AIM:
Every line that contains the word "indicators" should be copied.

------------------------------------------------------------------------

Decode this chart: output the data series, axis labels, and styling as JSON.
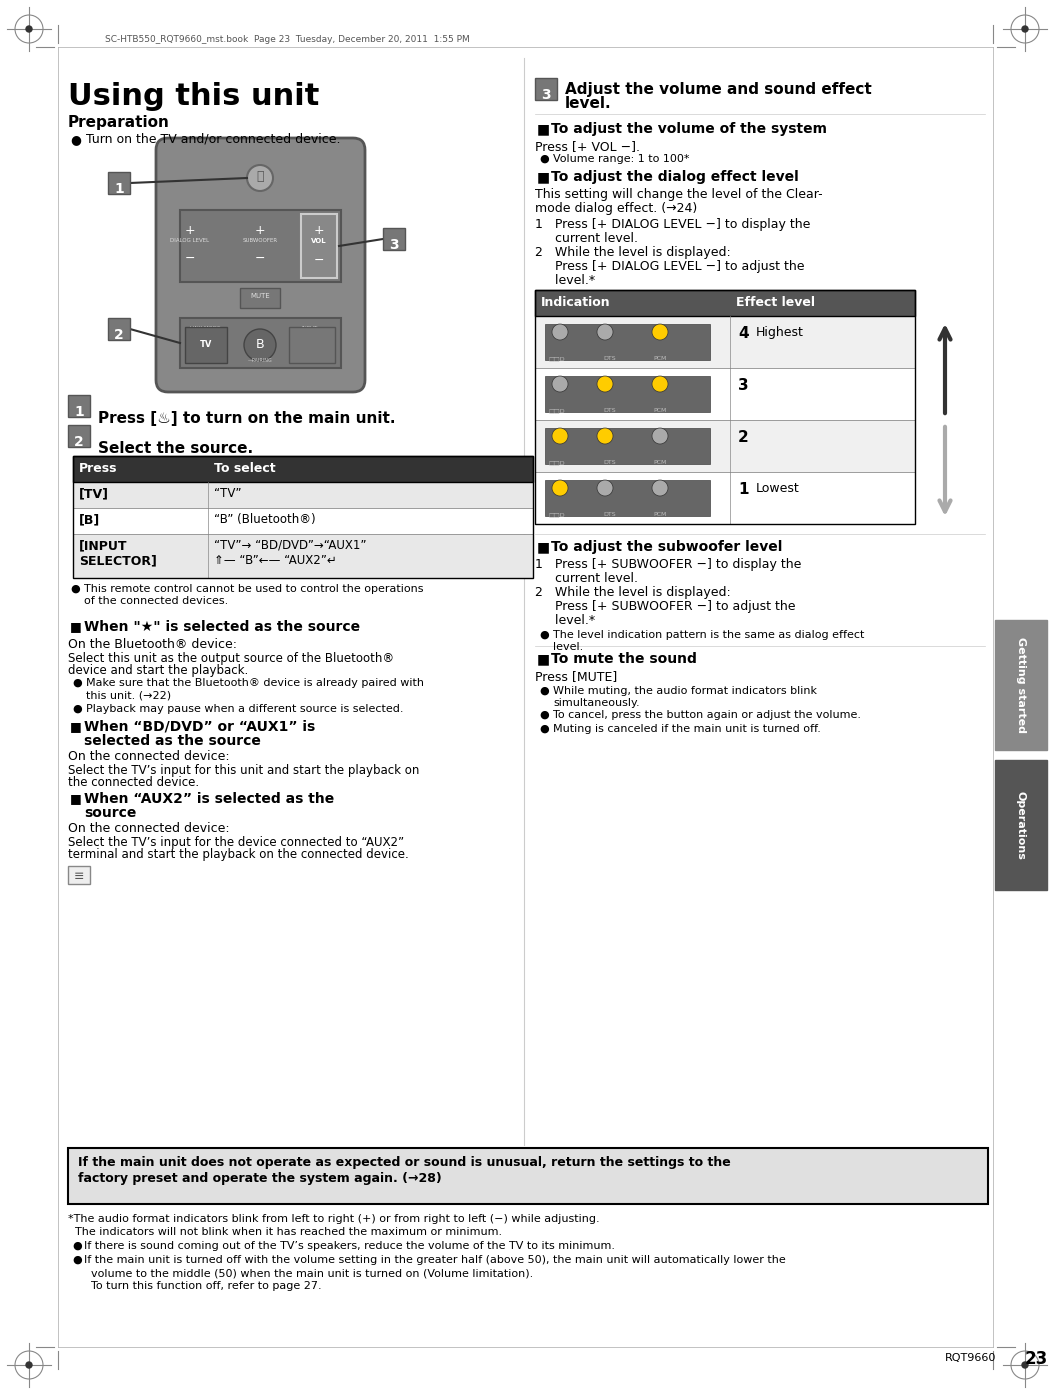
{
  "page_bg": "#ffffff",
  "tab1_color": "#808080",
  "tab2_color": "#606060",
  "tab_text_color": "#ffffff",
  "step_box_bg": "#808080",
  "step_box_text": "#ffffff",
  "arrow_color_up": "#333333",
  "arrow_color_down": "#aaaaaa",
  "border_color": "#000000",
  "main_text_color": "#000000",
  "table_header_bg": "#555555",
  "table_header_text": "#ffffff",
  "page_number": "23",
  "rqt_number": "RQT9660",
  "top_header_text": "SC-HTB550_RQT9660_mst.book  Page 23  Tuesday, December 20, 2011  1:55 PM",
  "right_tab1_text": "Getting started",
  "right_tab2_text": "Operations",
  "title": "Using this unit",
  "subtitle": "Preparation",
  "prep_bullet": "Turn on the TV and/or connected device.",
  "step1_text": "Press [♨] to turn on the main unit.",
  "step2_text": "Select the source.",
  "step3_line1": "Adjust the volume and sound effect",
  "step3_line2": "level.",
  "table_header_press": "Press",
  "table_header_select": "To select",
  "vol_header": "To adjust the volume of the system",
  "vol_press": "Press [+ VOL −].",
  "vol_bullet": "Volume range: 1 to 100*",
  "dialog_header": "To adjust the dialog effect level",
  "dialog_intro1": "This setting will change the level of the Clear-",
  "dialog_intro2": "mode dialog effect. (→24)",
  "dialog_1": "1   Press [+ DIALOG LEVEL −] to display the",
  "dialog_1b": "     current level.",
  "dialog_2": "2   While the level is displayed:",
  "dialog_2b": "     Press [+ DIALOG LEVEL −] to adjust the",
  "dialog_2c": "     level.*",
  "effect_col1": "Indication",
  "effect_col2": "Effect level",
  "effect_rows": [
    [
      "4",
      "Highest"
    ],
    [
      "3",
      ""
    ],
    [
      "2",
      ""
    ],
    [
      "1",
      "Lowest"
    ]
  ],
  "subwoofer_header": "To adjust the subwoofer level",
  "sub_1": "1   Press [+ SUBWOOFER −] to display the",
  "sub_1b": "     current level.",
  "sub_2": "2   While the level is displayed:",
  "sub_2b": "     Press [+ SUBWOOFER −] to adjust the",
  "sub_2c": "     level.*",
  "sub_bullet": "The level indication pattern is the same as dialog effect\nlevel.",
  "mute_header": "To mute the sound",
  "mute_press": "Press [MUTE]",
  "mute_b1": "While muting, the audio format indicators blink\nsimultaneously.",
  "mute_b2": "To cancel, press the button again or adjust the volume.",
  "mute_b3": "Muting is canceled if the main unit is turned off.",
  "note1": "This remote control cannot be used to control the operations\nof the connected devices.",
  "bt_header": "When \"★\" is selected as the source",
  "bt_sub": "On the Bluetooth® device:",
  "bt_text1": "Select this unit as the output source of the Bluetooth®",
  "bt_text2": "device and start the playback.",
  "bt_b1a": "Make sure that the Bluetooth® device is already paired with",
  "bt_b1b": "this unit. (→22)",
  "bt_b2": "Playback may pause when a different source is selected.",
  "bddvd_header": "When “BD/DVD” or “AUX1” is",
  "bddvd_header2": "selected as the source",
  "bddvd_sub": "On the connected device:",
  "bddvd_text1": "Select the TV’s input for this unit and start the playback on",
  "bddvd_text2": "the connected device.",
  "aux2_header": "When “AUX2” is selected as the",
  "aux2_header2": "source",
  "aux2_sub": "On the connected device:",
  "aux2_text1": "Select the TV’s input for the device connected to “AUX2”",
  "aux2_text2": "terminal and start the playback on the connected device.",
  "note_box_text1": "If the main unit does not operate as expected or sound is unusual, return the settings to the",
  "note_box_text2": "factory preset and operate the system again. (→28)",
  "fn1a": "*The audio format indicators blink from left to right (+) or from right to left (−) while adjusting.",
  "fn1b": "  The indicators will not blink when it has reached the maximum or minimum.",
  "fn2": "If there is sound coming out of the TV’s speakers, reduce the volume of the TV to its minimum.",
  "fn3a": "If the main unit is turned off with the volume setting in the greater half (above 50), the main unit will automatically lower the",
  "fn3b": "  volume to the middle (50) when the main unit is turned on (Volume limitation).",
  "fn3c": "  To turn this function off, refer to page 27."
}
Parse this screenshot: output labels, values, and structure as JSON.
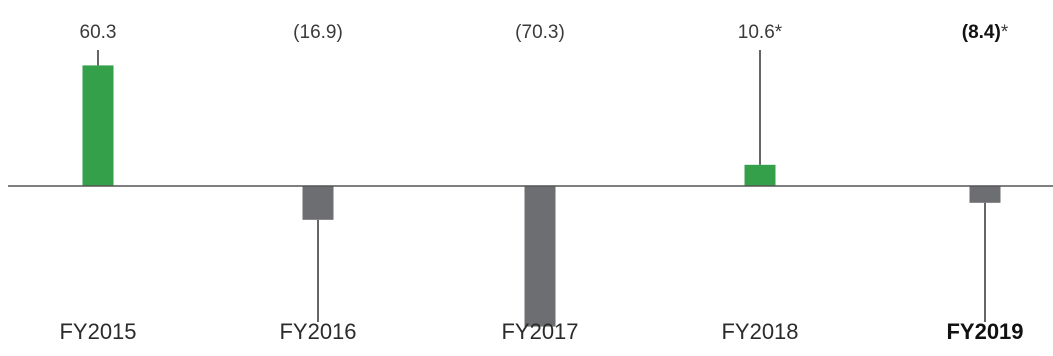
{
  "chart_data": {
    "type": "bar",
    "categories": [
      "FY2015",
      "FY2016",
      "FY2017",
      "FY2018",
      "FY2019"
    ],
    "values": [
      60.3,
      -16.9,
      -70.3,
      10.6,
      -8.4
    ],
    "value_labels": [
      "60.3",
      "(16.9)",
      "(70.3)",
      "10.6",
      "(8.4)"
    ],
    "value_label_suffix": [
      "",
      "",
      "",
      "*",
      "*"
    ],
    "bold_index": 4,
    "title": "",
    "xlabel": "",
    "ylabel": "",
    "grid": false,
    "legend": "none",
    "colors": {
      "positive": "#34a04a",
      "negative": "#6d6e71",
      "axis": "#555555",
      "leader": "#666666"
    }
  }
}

------------------------------------------------------------------------

ANSWER TO THIS EXERCISE:
  "mute_b1": "While muting, the audio format indicators blink\nsimultaneously.",
  "fn1a": "*The audio format indicators blink from left to right (+) or from right to left (−) while adjusting.",
  "fn1b": "  The indicators will not blink when it has reached the maximum or minimum.",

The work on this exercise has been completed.